- TEXTE FOURNI -
########################################
La Commune au jour le jour. Dimanche 2 avril 1871

À l’occasion des 150 ans de la Commune de Paris, Contretemps publie du 18 mars au 4 juin une lettre quotidienne rédigée par Patrick Le Moal, donnant à voir ce que fut la Commune au jour le jour

***

L’essentiel de la journée

Versailles attaque, c’est un acte de guerre civile !

Malgré les mauvaises nouvelles de province qui s’accumulent, les communes défaites à Lyon, Narbonne, Saint-Étienne, Le Creusot, et celle de Marseille en difficulté, il n’y a pas d’inquiétude perceptible dans les cafés et les rues des quartiers populaires.

Dans la matinée pluvieuse, la population entend pour la première fois depuis la fin de la guerre le bruit de la fusillade et du canon : la guerre civile vient d’être déclarée par Versailles.

Il y avait bien depuis quelques jours des escarmouches entre les sentinelles avancées des troupes versaillaises et des gardes nationaux, mais sans grande gravité.

Ce matin c’est autre chose, une agression contre la Commune, contre les Parisien-nes.

Des responsables militaires de la Commune avaient organisé une reconnaissance vers le Mont Valérien, clef militaire à l’Ouest de Paris pour toute sortie vers Versailles.
########################################
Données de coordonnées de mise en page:
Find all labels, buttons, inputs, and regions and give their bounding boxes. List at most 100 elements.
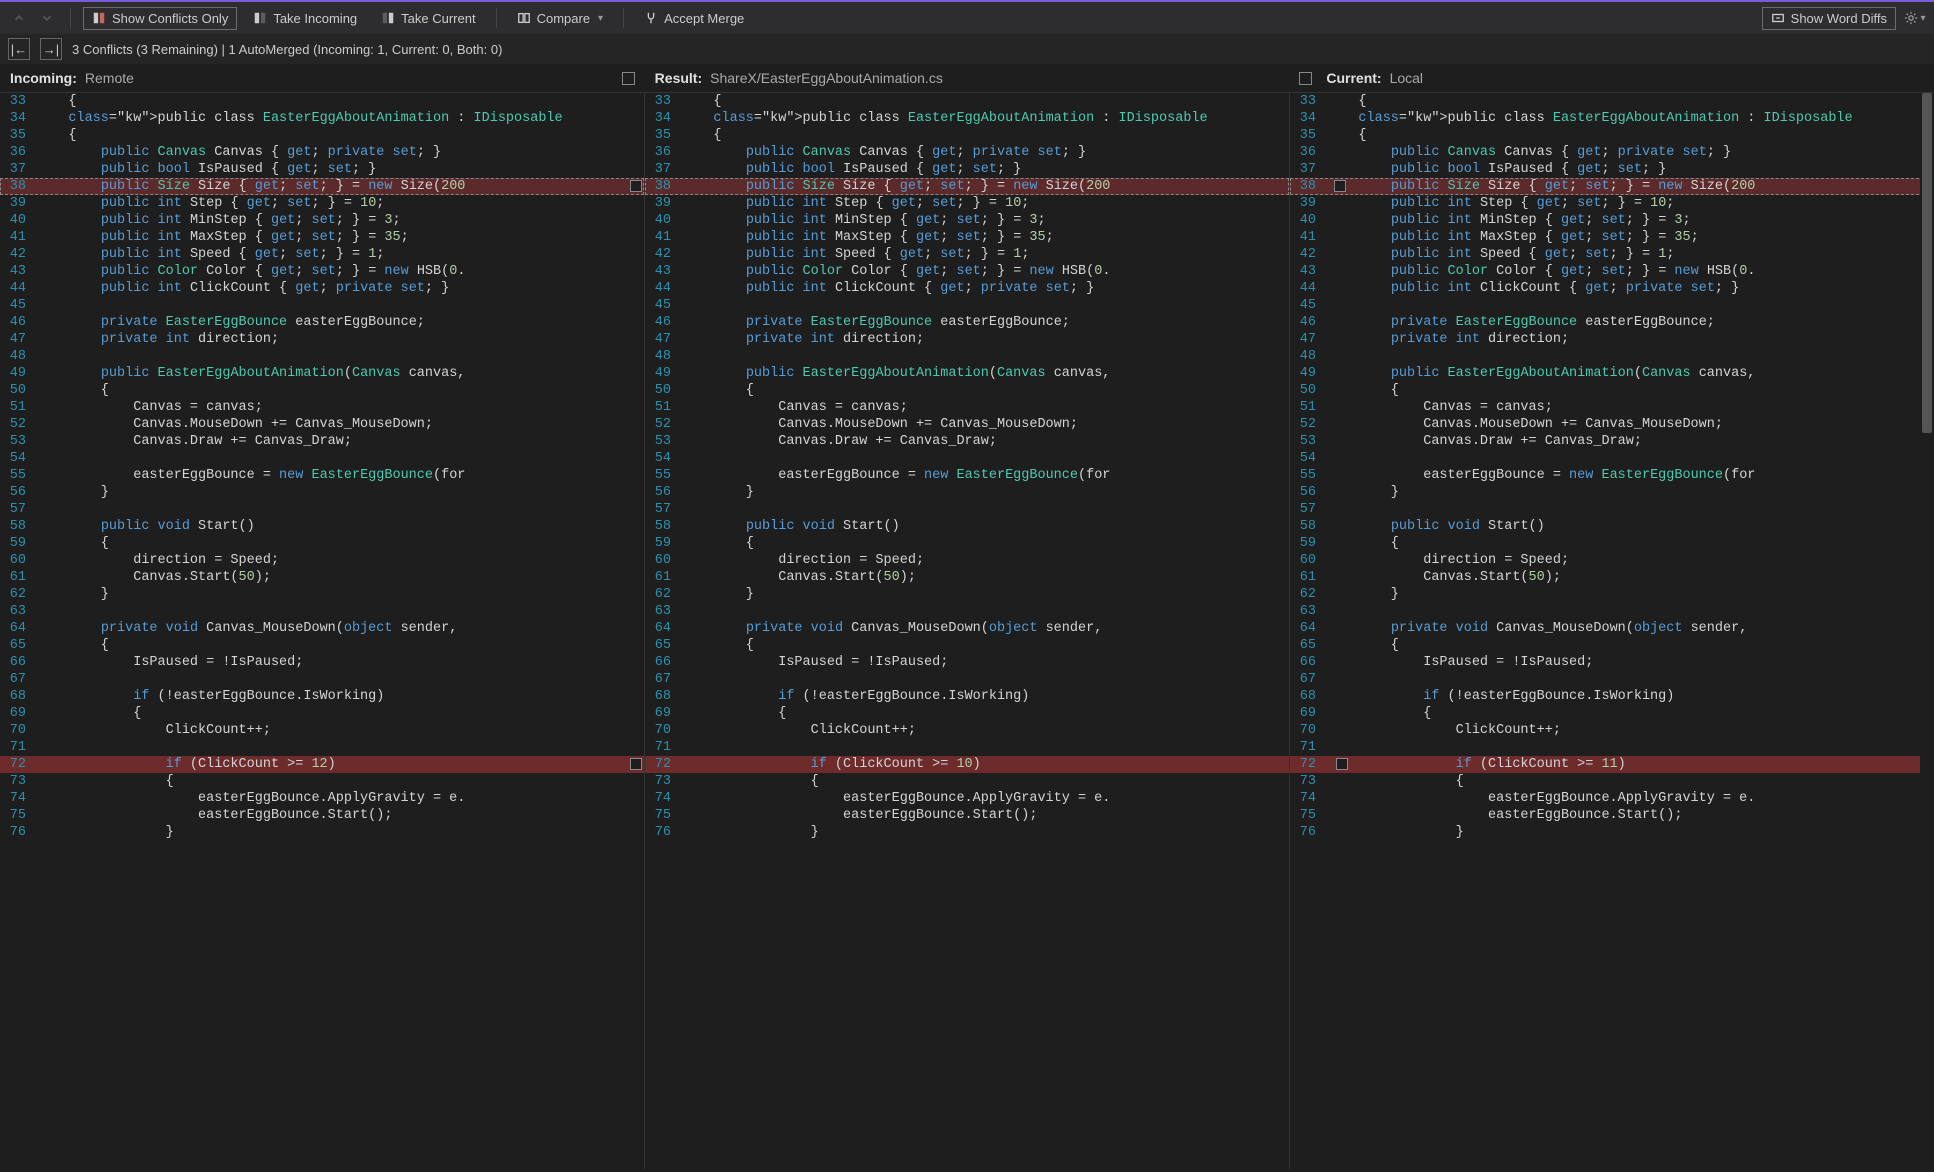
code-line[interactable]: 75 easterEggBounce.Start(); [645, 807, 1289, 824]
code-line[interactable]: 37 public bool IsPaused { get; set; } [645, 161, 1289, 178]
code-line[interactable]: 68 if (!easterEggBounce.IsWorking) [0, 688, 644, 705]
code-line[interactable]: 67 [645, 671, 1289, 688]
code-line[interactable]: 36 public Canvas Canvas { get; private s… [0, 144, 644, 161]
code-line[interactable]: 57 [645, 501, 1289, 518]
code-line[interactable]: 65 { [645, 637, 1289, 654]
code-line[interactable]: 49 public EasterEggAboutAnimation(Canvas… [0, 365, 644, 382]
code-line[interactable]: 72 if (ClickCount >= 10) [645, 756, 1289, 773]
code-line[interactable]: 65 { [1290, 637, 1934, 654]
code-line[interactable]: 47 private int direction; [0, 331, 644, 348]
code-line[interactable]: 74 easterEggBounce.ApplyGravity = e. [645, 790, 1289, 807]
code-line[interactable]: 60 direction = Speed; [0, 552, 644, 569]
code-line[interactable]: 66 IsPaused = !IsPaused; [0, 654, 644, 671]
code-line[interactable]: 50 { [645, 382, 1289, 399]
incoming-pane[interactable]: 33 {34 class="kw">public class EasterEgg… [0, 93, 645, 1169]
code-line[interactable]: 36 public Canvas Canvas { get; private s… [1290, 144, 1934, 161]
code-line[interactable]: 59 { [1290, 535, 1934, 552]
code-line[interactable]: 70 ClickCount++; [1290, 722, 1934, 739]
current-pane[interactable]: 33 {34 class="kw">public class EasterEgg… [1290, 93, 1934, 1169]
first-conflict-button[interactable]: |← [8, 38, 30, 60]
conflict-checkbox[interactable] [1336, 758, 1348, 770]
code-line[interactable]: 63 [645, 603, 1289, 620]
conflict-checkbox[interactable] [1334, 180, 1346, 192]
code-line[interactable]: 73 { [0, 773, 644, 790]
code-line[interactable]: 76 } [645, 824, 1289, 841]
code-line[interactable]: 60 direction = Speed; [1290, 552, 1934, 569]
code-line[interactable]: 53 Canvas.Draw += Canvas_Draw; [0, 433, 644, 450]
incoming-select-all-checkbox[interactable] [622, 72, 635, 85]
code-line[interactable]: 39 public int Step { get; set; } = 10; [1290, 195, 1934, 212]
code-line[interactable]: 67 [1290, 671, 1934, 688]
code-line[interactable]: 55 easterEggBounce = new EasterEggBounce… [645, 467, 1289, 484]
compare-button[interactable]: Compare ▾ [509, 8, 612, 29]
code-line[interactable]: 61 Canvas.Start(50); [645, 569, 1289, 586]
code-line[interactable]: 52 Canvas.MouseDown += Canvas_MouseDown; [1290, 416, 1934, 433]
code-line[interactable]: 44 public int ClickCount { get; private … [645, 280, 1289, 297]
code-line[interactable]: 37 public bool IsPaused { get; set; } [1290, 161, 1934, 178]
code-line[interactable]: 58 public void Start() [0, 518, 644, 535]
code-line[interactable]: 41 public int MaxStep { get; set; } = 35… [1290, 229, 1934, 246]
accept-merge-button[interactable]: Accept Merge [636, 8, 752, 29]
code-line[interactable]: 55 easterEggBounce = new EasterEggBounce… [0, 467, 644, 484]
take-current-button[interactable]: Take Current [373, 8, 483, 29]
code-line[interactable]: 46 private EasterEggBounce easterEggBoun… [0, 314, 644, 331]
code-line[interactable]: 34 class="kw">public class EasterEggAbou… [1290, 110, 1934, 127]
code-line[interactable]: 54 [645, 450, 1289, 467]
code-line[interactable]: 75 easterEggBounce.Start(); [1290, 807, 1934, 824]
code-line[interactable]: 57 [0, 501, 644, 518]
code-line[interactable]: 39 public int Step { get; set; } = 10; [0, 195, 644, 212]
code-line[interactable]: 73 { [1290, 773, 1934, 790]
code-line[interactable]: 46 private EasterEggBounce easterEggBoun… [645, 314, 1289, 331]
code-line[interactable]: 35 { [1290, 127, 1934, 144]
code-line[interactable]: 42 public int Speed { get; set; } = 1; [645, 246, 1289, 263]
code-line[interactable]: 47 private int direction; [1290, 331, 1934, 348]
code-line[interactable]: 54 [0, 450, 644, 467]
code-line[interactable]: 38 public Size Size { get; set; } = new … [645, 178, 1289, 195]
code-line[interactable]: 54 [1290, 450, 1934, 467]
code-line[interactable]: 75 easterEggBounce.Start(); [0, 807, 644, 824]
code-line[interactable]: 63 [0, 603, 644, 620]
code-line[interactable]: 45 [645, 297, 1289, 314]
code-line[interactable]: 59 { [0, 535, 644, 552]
########################################
- EXERCICE PROPOSÉ -
Les affirmations suivantes concordent-elles avec le texte sur la Commune du 2 avril 1871 ? Répondez à chacune par oui ou par non, en citant textuellement les mots du texte qui tranchent. (a) La commune de Marseille a déjà été défaite. (b) La matinée de ce dimanche est pluvieuse. (c) Les escarmouches des jours précédents entre sentinelles et gardes nationaux avaient été graves. Les enregistrements forment un matériau à part, distinct du texte.

- RÉPONSE COMPLÈTE -
(a) Non : « celle de Marseille en difficulté ».
(b) Oui : « Dans la matinée pluvieuse ».
(c) Non : « mais sans grande gravité ».